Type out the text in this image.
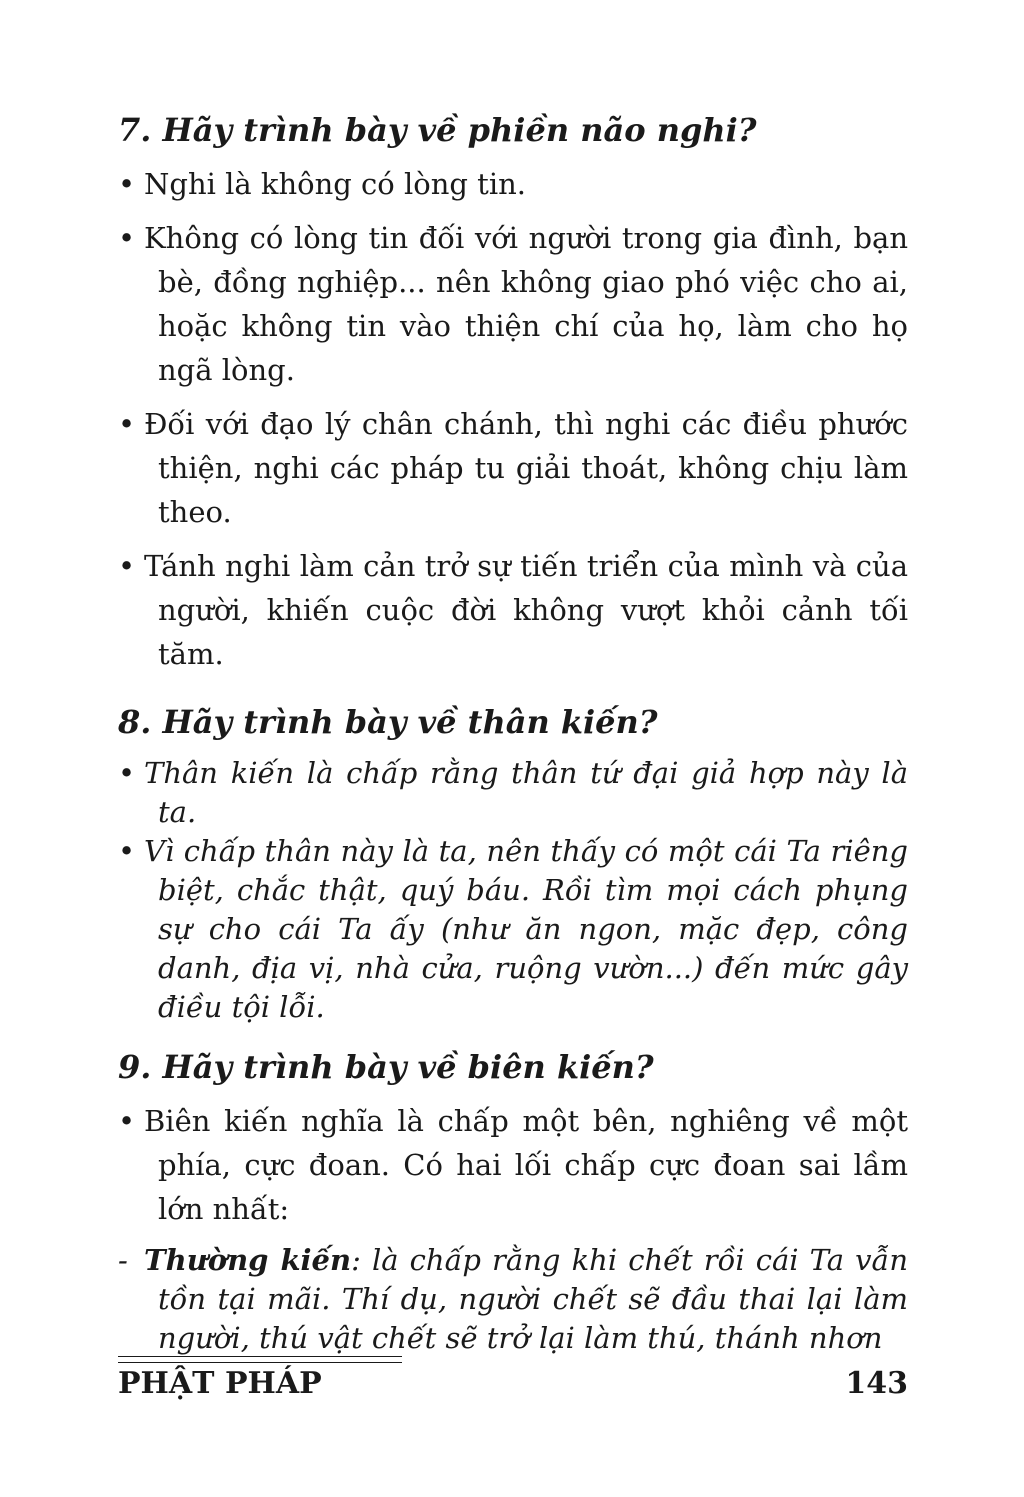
7. Hãy trình bày về phiền não nghi?
• Nghi là không có lòng tin.
• Không có lòng tin đối với người trong gia đình, bạn bè, đồng nghiệp... nên không giao phó việc cho ai, hoặc không tin vào thiện chí của họ, làm cho họ ngã lòng.
• Đối với đạo lý chân chánh, thì nghi các điều phước thiện, nghi các pháp tu giải thoát, không chịu làm theo.
• Tánh nghi làm cản trở sự tiến triển của mình và của người, khiến cuộc đời không vượt khỏi cảnh tối tăm.
8. Hãy trình bày về thân kiến?
• Thân kiến là chấp rằng thân tứ đại giả hợp này là ta.
• Vì chấp thân này là ta, nên thấy có một cái Ta riêng biệt, chắc thật, quý báu. Rồi tìm mọi cách phụng sự cho cái Ta ấy (như ăn ngon, mặc đẹp, công danh, địa vị, nhà cửa, ruộng vườn...) đến mức gây điều tội lỗi.
9. Hãy trình bày về biên kiến?
• Biên kiến nghĩa là chấp một bên, nghiêng về một phía, cực đoan. Có hai lối chấp cực đoan sai lầm lớn nhất:
- Thường kiến: là chấp rằng khi chết rồi cái Ta vẫn tồn tại mãi. Thí dụ, người chết sẽ đầu thai lại làm người, thú vật chết sẽ trở lại làm thú, thánh nhơn
PHẬT PHÁP	143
§
What you are asked to do => Exclude all images and restate the records above word for word.

Result of this exercise =>
Type out the text in this image.
7. Hãy trình bày về phiền não nghi?
• Nghi là không có lòng tin.
• Không có lòng tin đối với người trong gia đình, bạn bè, đồng nghiệp... nên không giao phó việc cho ai, hoặc không tin vào thiện chí của họ, làm cho họ ngã lòng.
• Đối với đạo lý chân chánh, thì nghi các điều phước thiện, nghi các pháp tu giải thoát, không chịu làm theo.
• Tánh nghi làm cản trở sự tiến triển của mình và của người, khiến cuộc đời không vượt khỏi cảnh tối tăm.
8. Hãy trình bày về thân kiến?
• Thân kiến là chấp rằng thân tứ đại giả hợp này là ta.
• Vì chấp thân này là ta, nên thấy có một cái Ta riêng biệt, chắc thật, quý báu. Rồi tìm mọi cách phụng sự cho cái Ta ấy (như ăn ngon, mặc đẹp, công danh, địa vị, nhà cửa, ruộng vườn...) đến mức gây điều tội lỗi.
9. Hãy trình bày về biên kiến?
• Biên kiến nghĩa là chấp một bên, nghiêng về một phía, cực đoan. Có hai lối chấp cực đoan sai lầm lớn nhất:
- Thường kiến: là chấp rằng khi chết rồi cái Ta vẫn tồn tại mãi. Thí dụ, người chết sẽ đầu thai lại làm người, thú vật chết sẽ trở lại làm thú, thánh nhơn
PHẬT PHÁP	143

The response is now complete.